Structured figure records:
▬▬▬▬▬▬

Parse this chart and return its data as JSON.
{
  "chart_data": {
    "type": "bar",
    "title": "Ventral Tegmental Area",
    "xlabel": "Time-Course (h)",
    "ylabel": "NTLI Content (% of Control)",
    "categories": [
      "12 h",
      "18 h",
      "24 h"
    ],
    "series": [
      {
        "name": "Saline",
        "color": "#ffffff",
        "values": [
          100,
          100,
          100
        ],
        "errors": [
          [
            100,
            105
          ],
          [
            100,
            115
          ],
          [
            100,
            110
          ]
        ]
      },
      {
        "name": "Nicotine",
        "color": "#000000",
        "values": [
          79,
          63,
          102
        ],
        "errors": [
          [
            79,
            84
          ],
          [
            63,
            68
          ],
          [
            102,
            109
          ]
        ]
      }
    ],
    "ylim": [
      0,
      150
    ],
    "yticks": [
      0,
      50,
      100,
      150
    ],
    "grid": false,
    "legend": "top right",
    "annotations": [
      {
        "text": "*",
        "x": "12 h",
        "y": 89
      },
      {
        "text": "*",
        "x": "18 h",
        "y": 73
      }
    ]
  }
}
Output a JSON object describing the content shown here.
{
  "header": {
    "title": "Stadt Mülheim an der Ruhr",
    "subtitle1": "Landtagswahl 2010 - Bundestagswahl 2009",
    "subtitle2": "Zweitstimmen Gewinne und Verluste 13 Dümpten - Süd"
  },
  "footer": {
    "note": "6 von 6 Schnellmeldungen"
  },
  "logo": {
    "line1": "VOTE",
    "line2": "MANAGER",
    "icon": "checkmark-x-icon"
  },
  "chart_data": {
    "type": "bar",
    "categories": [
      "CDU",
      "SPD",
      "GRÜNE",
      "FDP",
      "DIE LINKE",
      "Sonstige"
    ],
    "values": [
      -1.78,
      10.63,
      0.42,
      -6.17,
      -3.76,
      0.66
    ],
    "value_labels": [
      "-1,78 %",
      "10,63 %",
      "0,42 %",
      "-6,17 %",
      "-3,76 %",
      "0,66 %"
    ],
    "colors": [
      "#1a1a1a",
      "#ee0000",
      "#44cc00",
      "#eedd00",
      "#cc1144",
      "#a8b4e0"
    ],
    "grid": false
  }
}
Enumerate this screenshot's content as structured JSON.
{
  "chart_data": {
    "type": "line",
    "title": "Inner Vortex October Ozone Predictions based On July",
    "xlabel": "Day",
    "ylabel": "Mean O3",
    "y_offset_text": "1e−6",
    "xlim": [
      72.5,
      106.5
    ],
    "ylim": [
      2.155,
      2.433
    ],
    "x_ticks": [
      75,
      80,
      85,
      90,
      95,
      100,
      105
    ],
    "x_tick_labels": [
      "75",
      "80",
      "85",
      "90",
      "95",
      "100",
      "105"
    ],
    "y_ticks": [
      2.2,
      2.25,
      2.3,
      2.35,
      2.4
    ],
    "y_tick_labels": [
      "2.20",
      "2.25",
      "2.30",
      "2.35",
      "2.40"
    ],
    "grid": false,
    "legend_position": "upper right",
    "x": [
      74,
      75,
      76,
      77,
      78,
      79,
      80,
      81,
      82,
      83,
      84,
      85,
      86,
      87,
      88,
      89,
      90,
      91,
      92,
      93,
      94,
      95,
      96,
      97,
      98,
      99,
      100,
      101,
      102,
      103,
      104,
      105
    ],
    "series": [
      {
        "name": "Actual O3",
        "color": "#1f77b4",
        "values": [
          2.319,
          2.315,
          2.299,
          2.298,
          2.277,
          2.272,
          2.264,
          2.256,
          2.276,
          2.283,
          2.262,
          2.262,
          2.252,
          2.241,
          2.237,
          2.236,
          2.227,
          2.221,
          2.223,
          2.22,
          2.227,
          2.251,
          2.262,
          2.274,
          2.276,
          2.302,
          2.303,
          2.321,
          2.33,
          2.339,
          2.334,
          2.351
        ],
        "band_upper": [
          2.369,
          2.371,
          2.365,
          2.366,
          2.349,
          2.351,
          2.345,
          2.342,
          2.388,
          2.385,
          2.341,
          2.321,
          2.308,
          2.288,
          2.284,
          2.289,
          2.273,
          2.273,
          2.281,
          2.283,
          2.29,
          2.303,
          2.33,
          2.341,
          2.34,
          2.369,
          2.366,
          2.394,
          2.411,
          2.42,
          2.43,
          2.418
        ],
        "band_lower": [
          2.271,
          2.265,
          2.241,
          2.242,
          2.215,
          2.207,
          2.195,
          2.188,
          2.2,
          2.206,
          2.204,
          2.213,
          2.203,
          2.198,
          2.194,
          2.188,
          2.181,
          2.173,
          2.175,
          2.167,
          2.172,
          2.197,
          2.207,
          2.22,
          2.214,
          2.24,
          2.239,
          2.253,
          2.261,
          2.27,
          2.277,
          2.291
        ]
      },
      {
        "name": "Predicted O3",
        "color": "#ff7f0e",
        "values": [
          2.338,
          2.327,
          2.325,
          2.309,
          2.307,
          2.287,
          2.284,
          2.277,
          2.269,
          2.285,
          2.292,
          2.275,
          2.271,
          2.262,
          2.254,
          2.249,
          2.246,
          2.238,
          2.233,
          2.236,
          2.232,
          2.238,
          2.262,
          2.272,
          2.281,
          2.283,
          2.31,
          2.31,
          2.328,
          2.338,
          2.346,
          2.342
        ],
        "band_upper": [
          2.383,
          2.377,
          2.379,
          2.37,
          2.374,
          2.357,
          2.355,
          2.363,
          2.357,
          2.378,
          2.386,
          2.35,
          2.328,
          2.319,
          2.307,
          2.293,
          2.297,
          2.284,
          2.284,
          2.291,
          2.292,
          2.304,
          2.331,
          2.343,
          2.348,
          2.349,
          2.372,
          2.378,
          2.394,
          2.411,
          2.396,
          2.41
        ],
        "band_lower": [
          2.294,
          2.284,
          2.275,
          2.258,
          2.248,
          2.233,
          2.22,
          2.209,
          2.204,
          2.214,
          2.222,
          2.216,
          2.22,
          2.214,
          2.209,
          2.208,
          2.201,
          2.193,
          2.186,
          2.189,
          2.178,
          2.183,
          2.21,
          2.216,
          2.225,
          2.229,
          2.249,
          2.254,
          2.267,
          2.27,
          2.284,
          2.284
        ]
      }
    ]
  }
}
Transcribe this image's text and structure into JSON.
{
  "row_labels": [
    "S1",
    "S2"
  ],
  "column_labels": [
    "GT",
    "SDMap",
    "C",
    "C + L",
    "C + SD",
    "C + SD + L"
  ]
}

▬▬▬▬▬▬

Give again only the lines of the material above that run from the one with "Transcribe this image's" through the end, both included, exactly as they appear.

» THE RESULT
Transcribe this image's text and structure into JSON.
{
  "row_labels": [
    "S1",
    "S2"
  ],
  "column_labels": [
    "GT",
    "SDMap",
    "C",
    "C + L",
    "C + SD",
    "C + SD + L"
  ]
}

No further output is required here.